--- Start of Exercise data ---
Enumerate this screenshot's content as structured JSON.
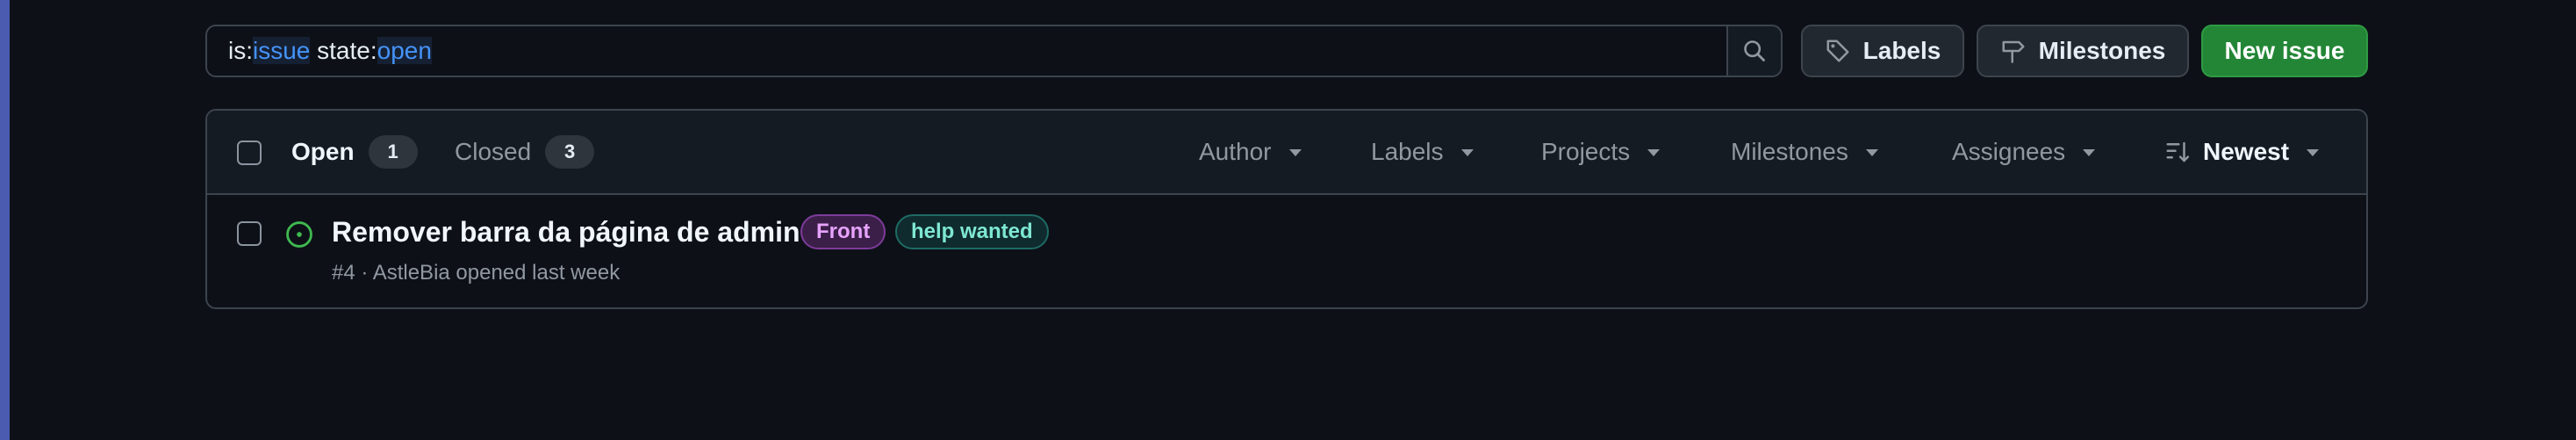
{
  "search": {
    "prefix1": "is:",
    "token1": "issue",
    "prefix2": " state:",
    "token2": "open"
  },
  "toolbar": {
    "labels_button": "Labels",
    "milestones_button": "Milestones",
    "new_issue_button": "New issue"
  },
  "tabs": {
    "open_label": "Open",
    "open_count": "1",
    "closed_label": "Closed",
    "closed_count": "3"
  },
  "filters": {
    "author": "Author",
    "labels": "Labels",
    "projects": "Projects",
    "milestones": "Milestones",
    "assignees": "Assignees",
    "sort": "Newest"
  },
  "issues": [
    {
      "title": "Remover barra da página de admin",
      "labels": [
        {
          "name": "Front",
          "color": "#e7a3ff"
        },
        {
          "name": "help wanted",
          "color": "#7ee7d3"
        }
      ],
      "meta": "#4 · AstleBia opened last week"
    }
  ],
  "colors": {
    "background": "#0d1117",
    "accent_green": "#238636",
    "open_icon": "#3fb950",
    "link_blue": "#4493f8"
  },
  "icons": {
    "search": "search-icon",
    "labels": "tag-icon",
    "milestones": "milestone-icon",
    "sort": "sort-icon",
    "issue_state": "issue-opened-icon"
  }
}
--- End of Exercise data ---
--- Start of Exercise data ---
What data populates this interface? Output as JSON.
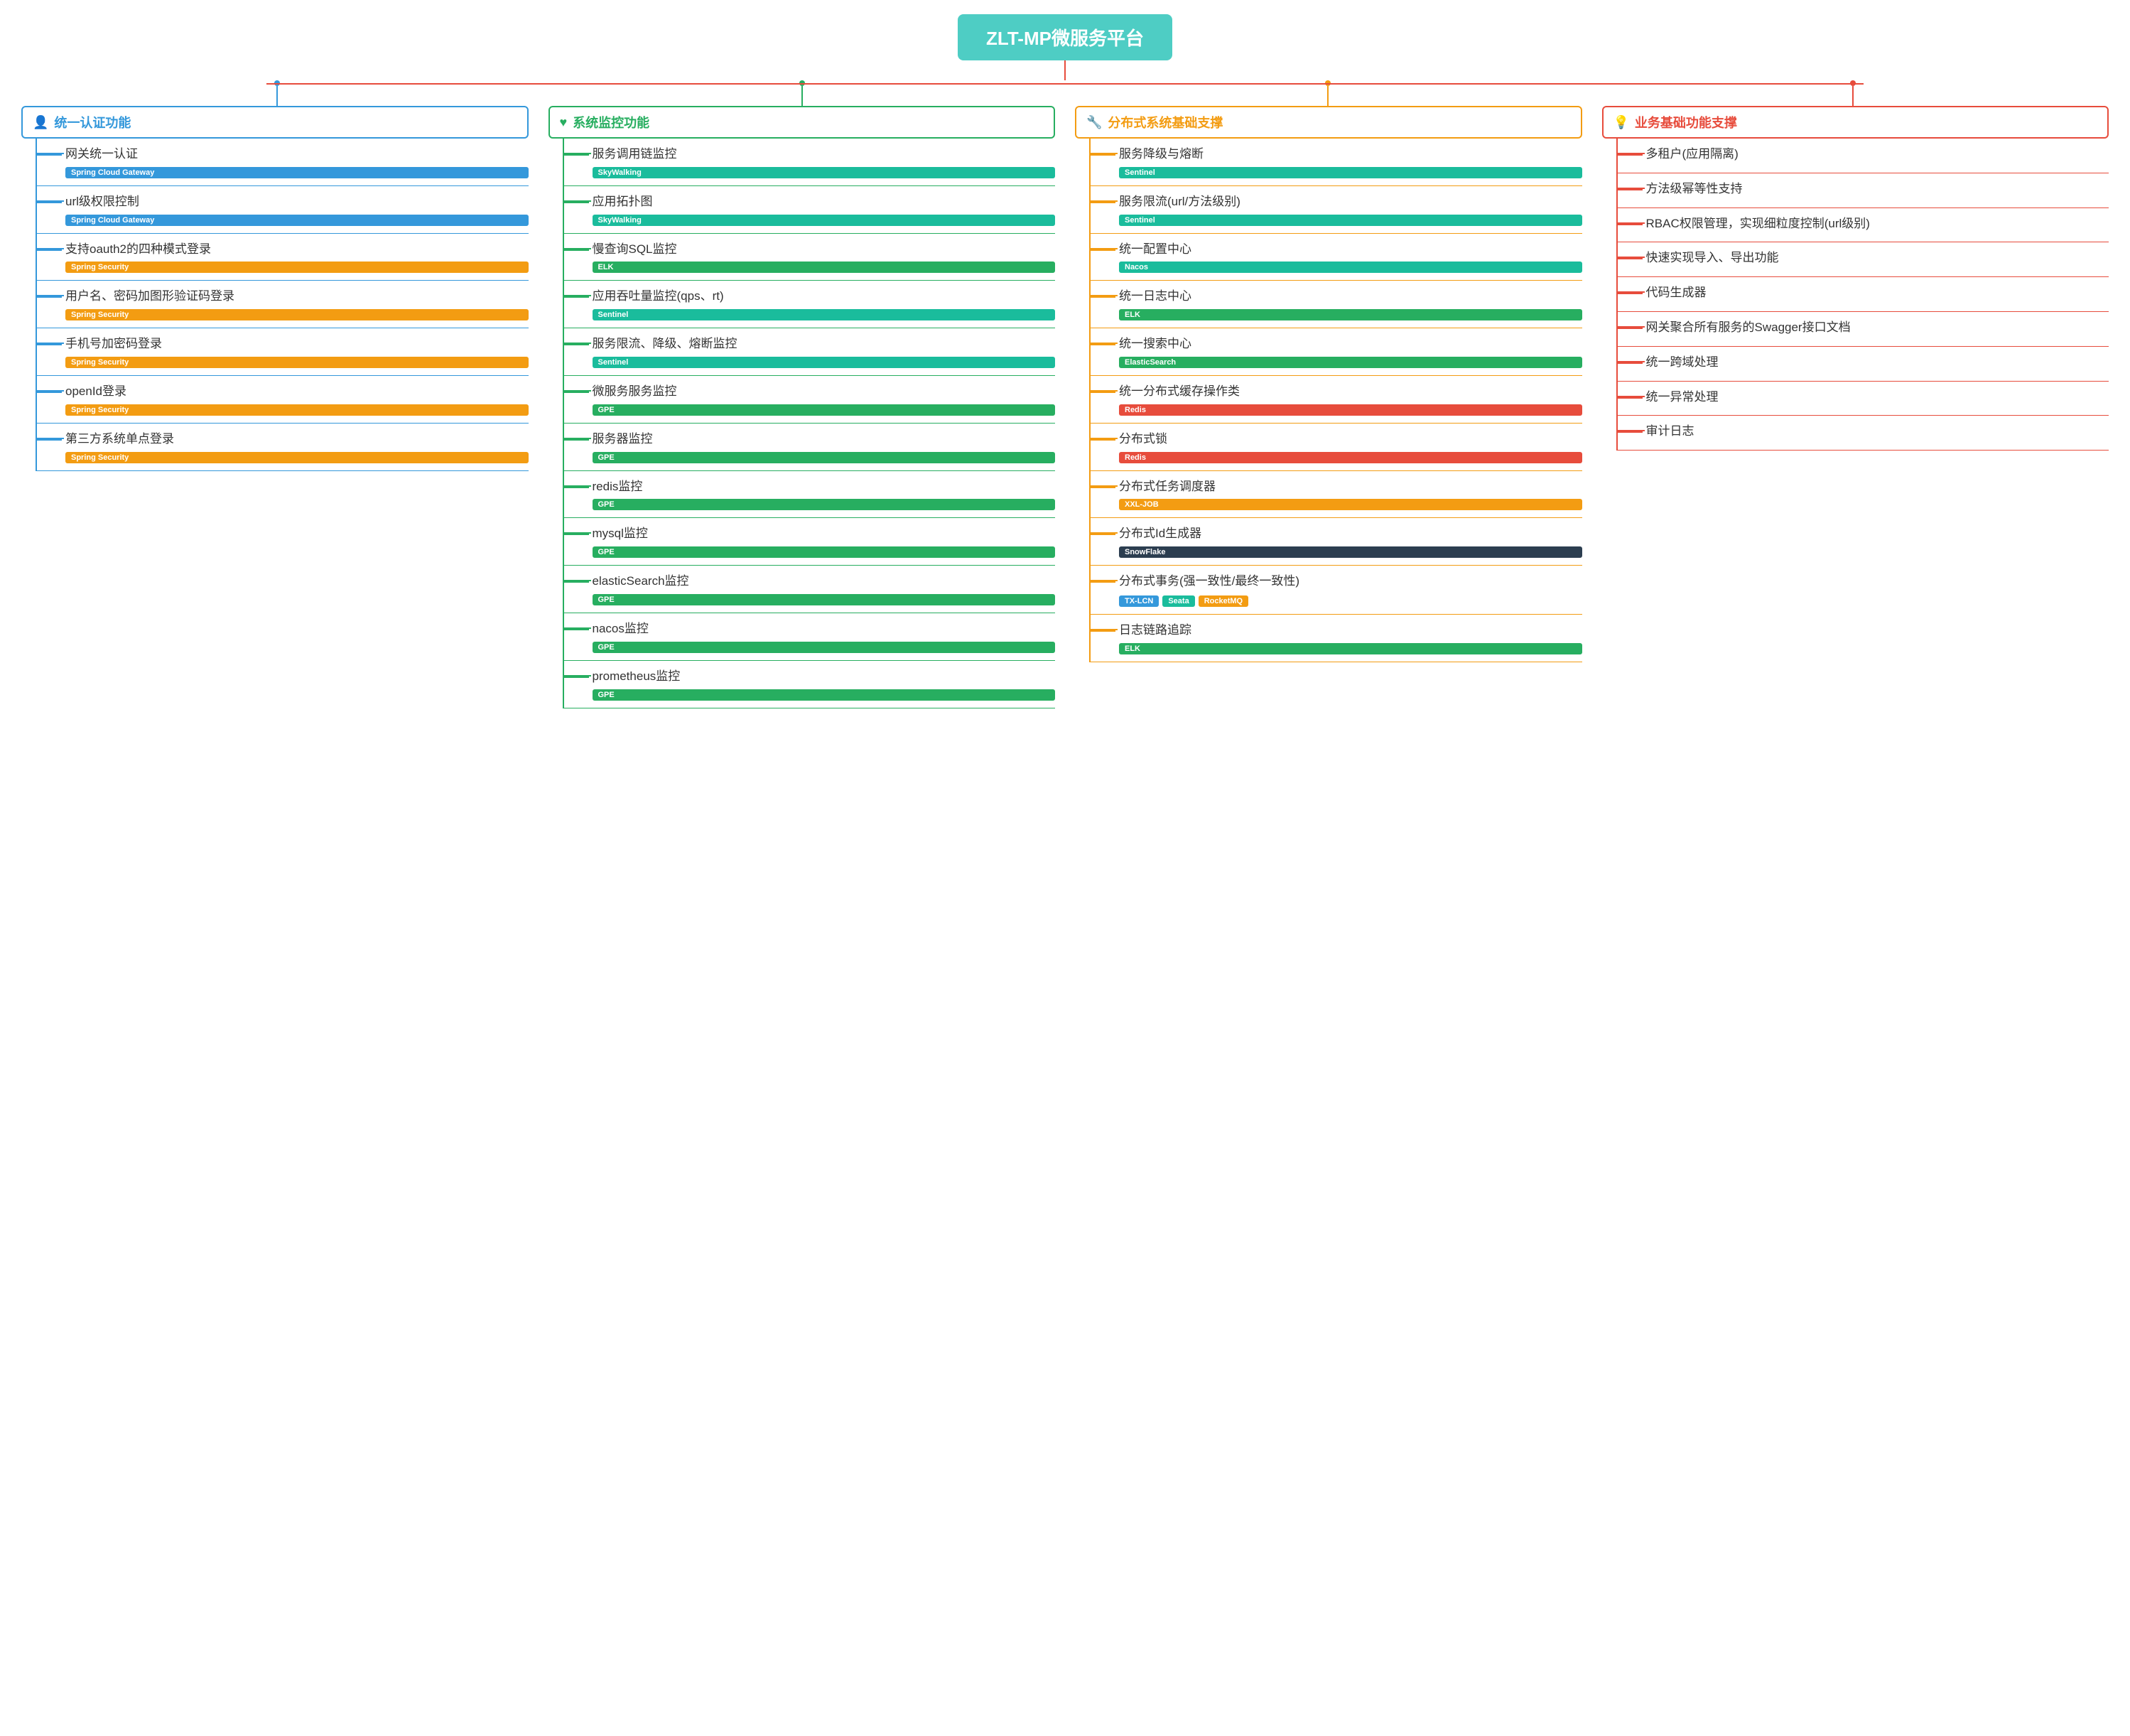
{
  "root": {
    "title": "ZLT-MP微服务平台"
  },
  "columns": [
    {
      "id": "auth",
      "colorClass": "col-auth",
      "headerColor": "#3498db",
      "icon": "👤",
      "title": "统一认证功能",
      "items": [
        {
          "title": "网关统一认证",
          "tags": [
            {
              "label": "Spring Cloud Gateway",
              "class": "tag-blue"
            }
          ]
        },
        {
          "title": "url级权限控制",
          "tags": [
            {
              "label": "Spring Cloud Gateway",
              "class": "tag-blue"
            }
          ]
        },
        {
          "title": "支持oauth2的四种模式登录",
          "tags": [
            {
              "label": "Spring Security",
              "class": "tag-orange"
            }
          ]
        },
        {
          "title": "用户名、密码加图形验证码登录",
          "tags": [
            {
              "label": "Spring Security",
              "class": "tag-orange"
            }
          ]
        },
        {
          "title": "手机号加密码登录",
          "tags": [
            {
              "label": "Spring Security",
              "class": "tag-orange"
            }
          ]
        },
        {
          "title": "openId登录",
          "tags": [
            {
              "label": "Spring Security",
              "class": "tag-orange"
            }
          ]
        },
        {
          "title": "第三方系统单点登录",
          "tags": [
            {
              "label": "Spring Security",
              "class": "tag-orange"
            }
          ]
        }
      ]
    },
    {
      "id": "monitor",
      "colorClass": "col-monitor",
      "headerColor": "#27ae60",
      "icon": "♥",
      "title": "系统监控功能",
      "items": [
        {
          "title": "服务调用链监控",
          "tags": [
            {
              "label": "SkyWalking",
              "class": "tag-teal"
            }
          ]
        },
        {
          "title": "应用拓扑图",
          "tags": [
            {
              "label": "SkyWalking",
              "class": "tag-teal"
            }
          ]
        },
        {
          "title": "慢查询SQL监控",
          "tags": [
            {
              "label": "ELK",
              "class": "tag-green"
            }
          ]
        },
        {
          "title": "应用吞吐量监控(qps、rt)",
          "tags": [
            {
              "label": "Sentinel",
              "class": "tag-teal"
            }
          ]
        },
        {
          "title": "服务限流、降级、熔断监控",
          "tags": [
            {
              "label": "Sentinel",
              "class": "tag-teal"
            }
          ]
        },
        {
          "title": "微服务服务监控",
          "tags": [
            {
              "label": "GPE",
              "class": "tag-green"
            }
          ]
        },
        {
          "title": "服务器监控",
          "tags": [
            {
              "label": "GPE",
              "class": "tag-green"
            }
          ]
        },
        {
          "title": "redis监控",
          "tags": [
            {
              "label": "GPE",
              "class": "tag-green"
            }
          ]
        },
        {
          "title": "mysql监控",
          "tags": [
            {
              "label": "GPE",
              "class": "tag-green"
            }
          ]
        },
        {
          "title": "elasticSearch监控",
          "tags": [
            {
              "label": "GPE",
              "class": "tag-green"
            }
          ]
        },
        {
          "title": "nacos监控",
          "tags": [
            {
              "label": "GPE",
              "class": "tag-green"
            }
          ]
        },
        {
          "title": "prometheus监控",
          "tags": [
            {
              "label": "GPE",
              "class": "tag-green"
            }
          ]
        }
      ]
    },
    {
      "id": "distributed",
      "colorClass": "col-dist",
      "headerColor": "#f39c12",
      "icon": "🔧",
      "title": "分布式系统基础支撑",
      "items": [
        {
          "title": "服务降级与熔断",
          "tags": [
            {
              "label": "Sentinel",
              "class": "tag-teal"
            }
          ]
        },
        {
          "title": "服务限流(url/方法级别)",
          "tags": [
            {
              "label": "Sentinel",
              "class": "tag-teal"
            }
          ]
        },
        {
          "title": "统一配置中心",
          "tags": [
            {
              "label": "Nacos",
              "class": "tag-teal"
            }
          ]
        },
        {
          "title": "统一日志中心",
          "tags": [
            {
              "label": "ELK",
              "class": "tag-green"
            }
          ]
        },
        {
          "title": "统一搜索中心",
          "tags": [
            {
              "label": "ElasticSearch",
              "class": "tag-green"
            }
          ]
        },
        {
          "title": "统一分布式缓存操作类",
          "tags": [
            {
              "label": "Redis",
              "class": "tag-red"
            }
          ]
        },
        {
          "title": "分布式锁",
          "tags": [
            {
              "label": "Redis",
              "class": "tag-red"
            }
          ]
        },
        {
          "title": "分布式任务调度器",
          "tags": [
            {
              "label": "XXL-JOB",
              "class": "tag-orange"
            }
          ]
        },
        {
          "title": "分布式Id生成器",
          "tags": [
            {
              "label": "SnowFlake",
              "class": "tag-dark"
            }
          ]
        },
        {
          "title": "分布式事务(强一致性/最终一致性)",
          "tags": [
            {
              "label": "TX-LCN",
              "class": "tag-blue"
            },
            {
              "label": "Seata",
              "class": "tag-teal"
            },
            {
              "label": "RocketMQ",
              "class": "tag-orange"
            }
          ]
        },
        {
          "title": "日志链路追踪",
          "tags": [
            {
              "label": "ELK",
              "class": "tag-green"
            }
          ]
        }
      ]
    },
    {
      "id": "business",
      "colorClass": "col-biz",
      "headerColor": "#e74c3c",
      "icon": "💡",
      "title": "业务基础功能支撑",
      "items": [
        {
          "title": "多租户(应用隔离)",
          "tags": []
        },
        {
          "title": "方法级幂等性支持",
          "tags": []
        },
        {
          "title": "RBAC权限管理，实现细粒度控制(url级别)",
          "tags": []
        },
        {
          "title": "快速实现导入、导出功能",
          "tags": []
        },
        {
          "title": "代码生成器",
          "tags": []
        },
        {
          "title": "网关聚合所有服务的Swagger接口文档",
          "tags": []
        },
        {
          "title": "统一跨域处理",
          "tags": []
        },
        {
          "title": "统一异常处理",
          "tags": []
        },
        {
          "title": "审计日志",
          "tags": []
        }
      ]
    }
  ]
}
--- End of Exercise data ---
__What you have to do__. Show every line in the entries where the string "headerColor" occurs.

__Answer to the exercise__.
      "headerColor": "#3498db",
      "headerColor": "#27ae60",
      "headerColor": "#f39c12",
      "headerColor": "#e74c3c",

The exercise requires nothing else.